## Short problem
Find the line that contains "What text is on this page?". Repeat that line and all lines following it, exactly, through the end of the listing below.

Data entries
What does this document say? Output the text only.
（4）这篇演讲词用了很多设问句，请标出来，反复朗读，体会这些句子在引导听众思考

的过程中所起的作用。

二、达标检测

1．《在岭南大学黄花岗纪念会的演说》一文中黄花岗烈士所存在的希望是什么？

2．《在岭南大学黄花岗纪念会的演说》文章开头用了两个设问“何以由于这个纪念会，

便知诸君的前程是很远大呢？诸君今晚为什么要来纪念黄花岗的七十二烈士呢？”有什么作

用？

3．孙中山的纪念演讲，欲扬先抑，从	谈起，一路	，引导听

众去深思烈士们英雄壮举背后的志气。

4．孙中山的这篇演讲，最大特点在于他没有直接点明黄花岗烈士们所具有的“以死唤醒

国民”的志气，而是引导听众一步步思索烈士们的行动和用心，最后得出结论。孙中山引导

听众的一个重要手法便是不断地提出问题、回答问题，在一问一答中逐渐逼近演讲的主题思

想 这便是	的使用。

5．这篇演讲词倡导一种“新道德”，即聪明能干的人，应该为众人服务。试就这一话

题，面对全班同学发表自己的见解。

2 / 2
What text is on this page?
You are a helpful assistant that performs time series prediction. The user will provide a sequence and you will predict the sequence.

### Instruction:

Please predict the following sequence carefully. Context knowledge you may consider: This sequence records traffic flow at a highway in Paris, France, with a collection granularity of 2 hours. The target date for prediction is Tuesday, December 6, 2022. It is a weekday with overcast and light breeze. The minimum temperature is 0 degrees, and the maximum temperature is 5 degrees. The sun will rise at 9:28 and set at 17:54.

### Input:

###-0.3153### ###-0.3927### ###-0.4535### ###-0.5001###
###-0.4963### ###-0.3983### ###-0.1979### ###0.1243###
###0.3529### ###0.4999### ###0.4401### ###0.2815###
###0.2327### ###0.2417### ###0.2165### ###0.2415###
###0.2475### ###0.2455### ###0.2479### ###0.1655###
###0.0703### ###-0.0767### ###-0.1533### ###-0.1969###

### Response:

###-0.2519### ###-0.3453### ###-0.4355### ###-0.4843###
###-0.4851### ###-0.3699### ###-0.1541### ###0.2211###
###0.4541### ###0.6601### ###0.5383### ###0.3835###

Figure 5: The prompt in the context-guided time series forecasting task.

## Output for this task
What text is on this page?
You are a helpful assistant that performs time series prediction. The user will provide a sequence and you will predict the sequence.

### Instruction:

Please predict the following sequence carefully. Context knowledge you may consider: This sequence records traffic flow at a highway in Paris, France, with a collection granularity of 2 hours. The target date for prediction is Tuesday, December 6, 2022. It is a weekday with overcast and light breeze. The minimum temperature is 0 degrees, and the maximum temperature is 5 degrees. The sun will rise at 9:28 and set at 17:54.

### Input:

###-0.3153### ###-0.3927### ###-0.4535### ###-0.5001###
###-0.4963### ###-0.3983### ###-0.1979### ###0.1243###
###0.3529### ###0.4999### ###0.4401### ###0.2815###
###0.2327### ###0.2417### ###0.2165### ###0.2415###
###0.2475### ###0.2455### ###0.2479### ###0.1655###
###0.0703### ###-0.0767### ###-0.1533### ###-0.1969###

### Response:

###-0.2519### ###-0.3453### ###-0.4355### ###-0.4843###
###-0.4851### ###-0.3699### ###-0.1541### ###0.2211###
###0.4541### ###0.6601### ###0.5383### ###0.3835###

Figure 5: The prompt in the context-guided time series forecasting task.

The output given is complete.